Written problem -> Gather all lines in the records below that include the word "nている".

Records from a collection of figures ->
--- Begin ---

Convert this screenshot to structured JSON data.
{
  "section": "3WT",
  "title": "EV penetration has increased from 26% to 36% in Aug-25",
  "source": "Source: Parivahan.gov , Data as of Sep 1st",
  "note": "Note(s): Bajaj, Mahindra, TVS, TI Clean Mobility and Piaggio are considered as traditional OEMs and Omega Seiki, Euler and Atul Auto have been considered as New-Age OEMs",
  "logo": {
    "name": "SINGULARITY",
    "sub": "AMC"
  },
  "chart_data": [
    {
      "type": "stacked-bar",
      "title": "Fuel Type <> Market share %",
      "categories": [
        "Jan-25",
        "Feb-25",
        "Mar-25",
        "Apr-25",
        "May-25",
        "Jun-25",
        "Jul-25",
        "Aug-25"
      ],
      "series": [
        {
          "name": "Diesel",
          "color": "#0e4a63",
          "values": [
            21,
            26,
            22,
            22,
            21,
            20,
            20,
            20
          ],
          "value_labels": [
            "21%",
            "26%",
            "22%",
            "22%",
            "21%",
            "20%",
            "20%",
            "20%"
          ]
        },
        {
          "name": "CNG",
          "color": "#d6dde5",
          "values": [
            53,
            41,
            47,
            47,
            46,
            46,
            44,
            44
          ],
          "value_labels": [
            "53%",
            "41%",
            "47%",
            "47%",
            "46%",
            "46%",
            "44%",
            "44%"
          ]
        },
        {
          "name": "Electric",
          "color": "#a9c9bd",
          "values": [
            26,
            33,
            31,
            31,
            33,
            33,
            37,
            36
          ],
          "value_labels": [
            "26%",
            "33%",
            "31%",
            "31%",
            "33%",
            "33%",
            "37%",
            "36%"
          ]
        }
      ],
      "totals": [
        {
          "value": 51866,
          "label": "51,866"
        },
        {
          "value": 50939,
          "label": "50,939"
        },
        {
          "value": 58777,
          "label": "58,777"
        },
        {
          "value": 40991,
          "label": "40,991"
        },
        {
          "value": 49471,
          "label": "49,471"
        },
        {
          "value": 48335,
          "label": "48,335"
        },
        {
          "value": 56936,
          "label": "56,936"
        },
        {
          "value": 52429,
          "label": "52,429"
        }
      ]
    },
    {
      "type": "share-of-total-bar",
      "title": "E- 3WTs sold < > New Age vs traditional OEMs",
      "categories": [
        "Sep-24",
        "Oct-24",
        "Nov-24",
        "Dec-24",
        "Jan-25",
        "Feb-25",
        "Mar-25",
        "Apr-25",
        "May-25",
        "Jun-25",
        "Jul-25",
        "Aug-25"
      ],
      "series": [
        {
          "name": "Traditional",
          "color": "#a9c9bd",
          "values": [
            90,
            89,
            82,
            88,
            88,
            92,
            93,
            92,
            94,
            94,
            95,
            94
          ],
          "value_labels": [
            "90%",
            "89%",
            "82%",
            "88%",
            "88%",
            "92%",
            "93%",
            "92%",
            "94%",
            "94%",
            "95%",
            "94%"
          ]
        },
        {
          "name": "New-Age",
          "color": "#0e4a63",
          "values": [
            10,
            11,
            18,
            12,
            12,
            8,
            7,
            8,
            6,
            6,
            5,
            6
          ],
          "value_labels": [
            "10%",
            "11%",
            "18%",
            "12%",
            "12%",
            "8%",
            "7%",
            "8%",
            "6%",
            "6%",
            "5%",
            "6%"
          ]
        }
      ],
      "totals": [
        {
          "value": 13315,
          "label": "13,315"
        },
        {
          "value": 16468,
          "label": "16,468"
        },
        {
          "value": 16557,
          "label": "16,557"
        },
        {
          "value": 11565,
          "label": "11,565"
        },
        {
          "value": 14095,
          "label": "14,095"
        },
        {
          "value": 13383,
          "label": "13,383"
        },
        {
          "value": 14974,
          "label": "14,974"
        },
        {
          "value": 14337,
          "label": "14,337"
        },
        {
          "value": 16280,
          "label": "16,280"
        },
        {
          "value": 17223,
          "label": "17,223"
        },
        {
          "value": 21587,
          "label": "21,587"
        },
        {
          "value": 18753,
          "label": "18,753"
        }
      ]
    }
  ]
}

--- End ---
--- Begin ---

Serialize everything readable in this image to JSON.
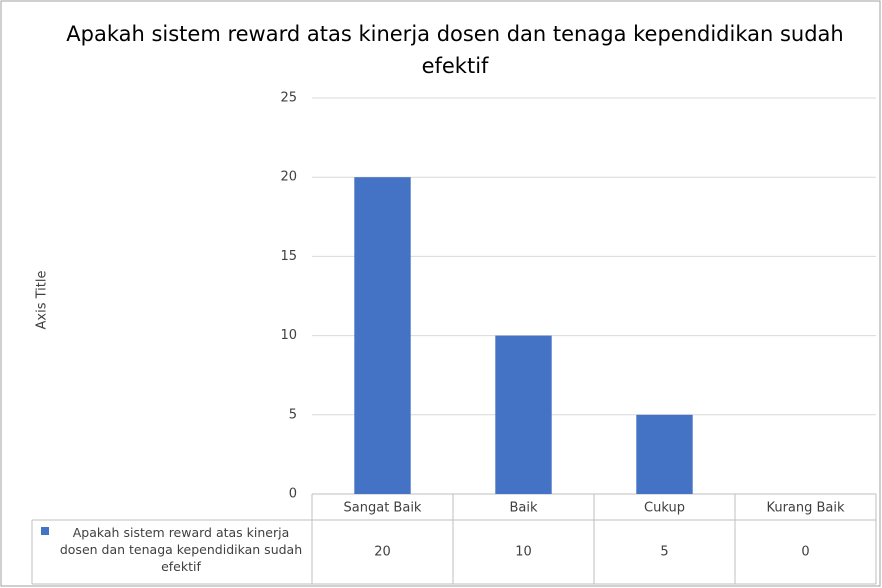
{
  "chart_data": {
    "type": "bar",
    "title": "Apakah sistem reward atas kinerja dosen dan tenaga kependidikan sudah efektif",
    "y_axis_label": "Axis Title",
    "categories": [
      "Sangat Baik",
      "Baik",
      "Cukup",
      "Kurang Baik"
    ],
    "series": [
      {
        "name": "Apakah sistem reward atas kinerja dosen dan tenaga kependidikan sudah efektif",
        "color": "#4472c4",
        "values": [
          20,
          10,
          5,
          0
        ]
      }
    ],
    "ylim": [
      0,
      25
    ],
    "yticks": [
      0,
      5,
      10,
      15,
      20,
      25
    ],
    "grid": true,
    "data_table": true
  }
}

--- End ---
--- Begin ---

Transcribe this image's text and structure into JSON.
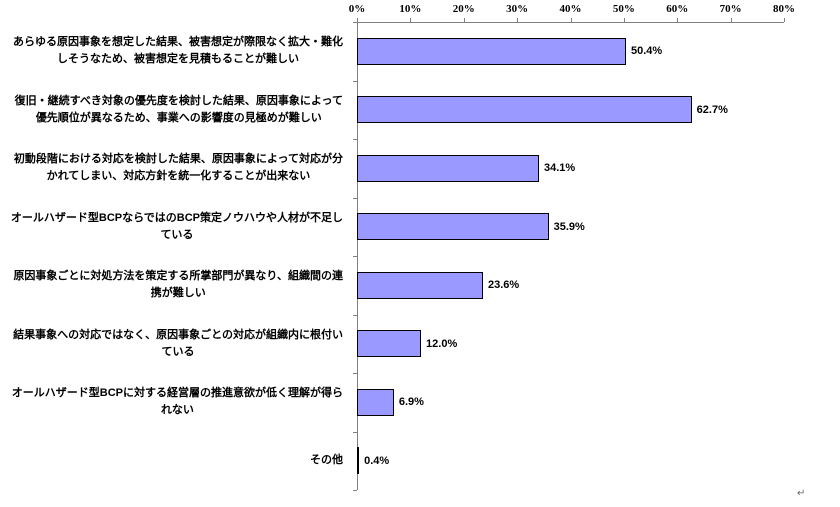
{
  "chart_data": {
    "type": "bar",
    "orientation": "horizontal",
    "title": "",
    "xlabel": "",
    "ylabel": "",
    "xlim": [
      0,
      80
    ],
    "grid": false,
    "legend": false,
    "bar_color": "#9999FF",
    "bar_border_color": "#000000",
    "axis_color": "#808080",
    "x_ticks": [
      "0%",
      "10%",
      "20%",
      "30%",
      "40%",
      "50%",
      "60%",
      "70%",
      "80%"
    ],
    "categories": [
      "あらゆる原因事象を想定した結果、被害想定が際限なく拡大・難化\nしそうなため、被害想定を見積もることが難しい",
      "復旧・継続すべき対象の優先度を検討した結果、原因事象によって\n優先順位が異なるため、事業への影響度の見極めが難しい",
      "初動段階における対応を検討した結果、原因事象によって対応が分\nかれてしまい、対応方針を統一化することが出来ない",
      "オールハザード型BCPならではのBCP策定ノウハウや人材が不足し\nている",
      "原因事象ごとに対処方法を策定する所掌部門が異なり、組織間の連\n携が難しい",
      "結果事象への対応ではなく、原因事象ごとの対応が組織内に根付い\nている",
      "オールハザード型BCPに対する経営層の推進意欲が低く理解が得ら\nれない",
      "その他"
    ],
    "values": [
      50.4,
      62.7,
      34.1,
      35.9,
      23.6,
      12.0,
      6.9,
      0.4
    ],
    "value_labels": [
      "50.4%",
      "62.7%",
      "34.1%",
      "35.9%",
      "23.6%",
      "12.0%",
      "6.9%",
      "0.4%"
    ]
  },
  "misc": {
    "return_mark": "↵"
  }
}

--- End ---

The solution ->
      "オールハザード型BCPならではのBCP策定ノウハウや人材が不足し\nている",
      "結果事象への対応ではなく、原因事象ごとの対応が組織内に根付い\nている",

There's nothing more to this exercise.